> [Exercise aim]
Look at each line of the records and count those with "Bypass" in them. Please answer with the count alone.
## BEGIN
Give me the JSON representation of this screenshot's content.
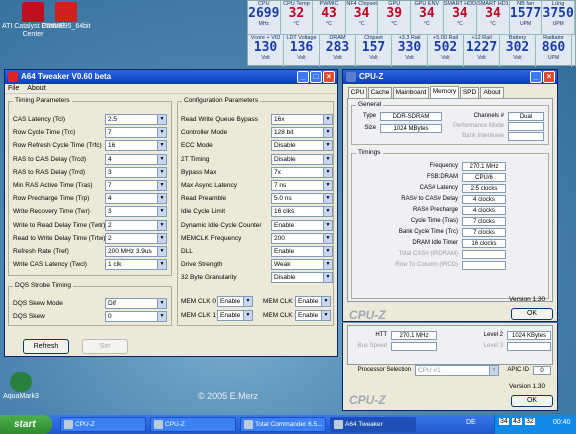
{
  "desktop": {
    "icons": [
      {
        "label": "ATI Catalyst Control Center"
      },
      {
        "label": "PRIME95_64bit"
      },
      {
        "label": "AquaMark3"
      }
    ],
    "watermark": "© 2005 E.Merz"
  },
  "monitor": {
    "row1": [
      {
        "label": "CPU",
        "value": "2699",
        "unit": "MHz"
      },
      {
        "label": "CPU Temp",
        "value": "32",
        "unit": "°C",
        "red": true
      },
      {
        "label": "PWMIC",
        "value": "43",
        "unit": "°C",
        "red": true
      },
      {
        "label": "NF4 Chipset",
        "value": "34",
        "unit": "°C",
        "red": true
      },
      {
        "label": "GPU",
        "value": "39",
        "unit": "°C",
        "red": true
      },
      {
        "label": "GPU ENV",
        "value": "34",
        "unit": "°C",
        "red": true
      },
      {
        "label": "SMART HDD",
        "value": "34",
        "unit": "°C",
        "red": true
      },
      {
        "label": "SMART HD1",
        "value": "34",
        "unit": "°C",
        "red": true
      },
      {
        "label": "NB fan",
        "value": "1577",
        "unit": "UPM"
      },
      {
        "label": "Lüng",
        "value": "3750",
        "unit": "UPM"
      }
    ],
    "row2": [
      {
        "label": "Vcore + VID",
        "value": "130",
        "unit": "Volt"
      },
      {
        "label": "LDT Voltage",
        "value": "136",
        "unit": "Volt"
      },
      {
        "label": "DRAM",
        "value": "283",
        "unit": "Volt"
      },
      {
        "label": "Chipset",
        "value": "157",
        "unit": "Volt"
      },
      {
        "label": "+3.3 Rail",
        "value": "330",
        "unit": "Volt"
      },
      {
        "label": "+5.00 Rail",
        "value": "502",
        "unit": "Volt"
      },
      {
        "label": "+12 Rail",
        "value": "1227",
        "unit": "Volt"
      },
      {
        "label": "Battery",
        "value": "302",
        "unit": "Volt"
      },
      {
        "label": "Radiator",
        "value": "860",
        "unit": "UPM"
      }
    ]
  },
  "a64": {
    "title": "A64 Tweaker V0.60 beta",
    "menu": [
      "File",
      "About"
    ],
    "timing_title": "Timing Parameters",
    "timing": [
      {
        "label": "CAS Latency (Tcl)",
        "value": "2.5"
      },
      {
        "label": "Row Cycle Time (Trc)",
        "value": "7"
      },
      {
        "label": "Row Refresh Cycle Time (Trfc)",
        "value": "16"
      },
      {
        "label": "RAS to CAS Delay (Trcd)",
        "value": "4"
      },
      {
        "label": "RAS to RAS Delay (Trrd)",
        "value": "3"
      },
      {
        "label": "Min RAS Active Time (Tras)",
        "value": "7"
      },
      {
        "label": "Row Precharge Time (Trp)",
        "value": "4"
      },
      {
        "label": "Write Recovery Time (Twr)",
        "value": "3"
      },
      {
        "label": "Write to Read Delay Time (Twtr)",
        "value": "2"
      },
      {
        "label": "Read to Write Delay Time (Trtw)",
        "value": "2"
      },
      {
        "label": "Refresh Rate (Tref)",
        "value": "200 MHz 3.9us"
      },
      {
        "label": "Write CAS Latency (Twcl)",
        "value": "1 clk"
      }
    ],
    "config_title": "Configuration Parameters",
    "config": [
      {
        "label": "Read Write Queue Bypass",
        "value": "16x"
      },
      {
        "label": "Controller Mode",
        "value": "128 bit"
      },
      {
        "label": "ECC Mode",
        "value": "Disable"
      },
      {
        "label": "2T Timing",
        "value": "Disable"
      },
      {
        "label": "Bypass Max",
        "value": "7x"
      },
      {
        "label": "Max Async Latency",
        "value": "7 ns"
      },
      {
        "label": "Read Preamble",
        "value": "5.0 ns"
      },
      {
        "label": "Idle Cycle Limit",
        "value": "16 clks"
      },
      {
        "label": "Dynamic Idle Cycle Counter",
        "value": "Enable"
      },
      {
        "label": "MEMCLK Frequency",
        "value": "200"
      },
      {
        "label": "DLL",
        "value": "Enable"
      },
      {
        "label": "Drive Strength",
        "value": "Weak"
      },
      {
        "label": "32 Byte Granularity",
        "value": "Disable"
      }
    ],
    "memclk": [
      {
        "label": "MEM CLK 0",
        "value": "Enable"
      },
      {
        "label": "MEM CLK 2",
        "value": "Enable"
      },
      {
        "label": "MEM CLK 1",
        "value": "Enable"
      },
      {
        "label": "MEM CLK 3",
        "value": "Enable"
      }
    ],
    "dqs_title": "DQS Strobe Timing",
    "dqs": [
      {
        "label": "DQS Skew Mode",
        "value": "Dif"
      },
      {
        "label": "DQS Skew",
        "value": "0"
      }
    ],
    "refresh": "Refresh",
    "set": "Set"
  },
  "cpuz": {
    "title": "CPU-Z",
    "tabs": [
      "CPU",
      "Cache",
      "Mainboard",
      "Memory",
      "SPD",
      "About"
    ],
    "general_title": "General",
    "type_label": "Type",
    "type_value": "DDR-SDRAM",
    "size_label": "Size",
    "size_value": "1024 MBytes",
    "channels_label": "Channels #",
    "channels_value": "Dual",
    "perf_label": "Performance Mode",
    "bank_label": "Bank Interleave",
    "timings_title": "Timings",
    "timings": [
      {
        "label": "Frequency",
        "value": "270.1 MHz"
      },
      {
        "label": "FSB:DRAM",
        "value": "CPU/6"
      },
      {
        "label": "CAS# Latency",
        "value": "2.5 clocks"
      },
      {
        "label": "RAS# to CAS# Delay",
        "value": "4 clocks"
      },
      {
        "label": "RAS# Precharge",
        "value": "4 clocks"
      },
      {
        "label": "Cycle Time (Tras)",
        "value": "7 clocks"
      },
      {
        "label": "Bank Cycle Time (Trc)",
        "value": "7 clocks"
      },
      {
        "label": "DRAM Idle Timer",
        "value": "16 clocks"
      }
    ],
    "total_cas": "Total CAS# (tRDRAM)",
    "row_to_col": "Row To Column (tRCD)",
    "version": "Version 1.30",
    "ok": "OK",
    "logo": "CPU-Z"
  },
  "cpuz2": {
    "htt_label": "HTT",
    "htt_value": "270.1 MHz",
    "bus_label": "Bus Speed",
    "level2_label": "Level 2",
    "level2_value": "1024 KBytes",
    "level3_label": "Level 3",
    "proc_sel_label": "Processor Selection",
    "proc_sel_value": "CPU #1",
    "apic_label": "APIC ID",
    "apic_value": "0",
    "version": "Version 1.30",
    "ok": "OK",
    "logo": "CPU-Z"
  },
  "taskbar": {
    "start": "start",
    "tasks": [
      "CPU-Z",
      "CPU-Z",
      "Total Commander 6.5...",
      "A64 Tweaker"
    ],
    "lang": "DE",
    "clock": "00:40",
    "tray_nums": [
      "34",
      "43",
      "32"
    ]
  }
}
## END
> [Solution for this problem]
2